─── Records to use ───
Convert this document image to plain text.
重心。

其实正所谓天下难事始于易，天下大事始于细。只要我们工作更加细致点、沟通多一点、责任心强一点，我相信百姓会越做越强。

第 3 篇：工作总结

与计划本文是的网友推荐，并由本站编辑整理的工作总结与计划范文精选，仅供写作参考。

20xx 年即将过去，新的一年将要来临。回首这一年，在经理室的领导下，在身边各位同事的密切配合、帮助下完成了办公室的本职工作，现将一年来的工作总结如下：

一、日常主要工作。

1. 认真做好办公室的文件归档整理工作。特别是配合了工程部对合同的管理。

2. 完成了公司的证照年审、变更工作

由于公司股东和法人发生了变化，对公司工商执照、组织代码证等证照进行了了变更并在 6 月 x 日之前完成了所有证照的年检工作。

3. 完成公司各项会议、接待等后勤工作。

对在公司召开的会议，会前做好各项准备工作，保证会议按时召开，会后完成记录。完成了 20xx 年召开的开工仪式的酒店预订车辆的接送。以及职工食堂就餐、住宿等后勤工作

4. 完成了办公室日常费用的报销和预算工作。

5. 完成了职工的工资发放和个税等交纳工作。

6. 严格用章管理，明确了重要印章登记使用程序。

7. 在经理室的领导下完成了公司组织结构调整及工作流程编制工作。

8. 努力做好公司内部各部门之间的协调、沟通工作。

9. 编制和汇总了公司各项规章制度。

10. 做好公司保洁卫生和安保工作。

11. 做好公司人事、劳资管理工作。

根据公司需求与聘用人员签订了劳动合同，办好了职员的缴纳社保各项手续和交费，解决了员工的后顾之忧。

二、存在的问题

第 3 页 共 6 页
───
Exercise description
Repeat every entry exactly, please.

Solution for this exercise
Convert this document image to plain text.
重心。

其实正所谓天下难事始于易，天下大事始于细。只要我们工作更加细致点、沟通多一点、责任心强一点，我相信百姓会越做越强。

第 3 篇：工作总结

与计划本文是的网友推荐，并由本站编辑整理的工作总结与计划范文精选，仅供写作参考。

20xx 年即将过去，新的一年将要来临。回首这一年，在经理室的领导下，在身边各位同事的密切配合、帮助下完成了办公室的本职工作，现将一年来的工作总结如下：

一、日常主要工作。

1. 认真做好办公室的文件归档整理工作。特别是配合了工程部对合同的管理。

2. 完成了公司的证照年审、变更工作

由于公司股东和法人发生了变化，对公司工商执照、组织代码证等证照进行了了变更并在 6 月 x 日之前完成了所有证照的年检工作。

3. 完成公司各项会议、接待等后勤工作。

对在公司召开的会议，会前做好各项准备工作，保证会议按时召开，会后完成记录。完成了 20xx 年召开的开工仪式的酒店预订车辆的接送。以及职工食堂就餐、住宿等后勤工作

4. 完成了办公室日常费用的报销和预算工作。

5. 完成了职工的工资发放和个税等交纳工作。

6. 严格用章管理，明确了重要印章登记使用程序。

7. 在经理室的领导下完成了公司组织结构调整及工作流程编制工作。

8. 努力做好公司内部各部门之间的协调、沟通工作。

9. 编制和汇总了公司各项规章制度。

10. 做好公司保洁卫生和安保工作。

11. 做好公司人事、劳资管理工作。

根据公司需求与聘用人员签订了劳动合同，办好了职员的缴纳社保各项手续和交费，解决了员工的后顾之忧。

二、存在的问题

第 3 页 共 6 页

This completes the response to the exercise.